Reproduce each line from the records that holds "actividades".

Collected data

- - -

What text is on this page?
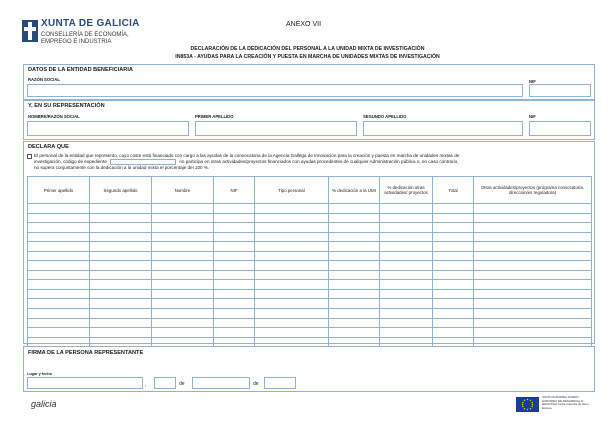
XUNTA DE GALICIA
CONSELLERÍA DE ECONOMÍA,
EMPREGO E INDUSTRIA
ANEXO VII
DECLARACIÓN DE LA DEDICACIÓN DEL PERSONAL A LA UNIDAD MIXTA DE INVESTIGACIÓN
IN853A - AYUDAS PARA LA CREACIÓN Y PUESTA EN MARCHA DE UNIDADES MIXTAS DE INVESTIGACIÓN
DATOS DE LA ENTIDAD BENEFICIARIA
RAZÓN SOCIAL	NIF
Y, EN SU REPRESENTACIÓN
NOMBRE/RAZÓN SOCIAL	PRIMER APELLIDO	SEGUNDO APELLIDO	NIF
DECLARA QUE
El personal de la entidad que represento, cuyo coste está financiado con cargo a las ayudas de la convocatoria de la Agencia Gallega de Innovación para la creación y puesta en marcha de unidades mixtas de
investigación, código de expediente	no participa en otras actividades/proyectos financiados con ayudas procedentes de cualquier Administración pública o, en caso contrario,
no supera conjuntamente con la dedicación a la unidad mixta el porcentaje del 100 %.
Primer apellido	Segundo apellido	Nombre	NIF	Tipo personal	% dedicación a la UMI	% dedicación otras actividades/ proyectos	Total	Otras actividades/proyectos (programa convocatoria, dirección/es reguladora)

FIRMA DE LA PERSONA REPRESENTANTE
Lugar y fecha
,	de	de
galicia
UNIÓN EUROPEA FONDO EUROPEO DE DESARROLLO REGIONAL Unha maneira de facer Europa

- - -

> _WORKED SOLUTION_:
investigación, código de expediente	no participa en otras actividades/proyectos financiados con ayudas procedentes de cualquier Administración pública o, en caso contrario,
Primer apellido	Segundo apellido	Nombre	NIF	Tipo personal	% dedicación a la UMI	% dedicación otras actividades/ proyectos	Total	Otras actividades/proyectos (programa convocatoria, dirección/es reguladora)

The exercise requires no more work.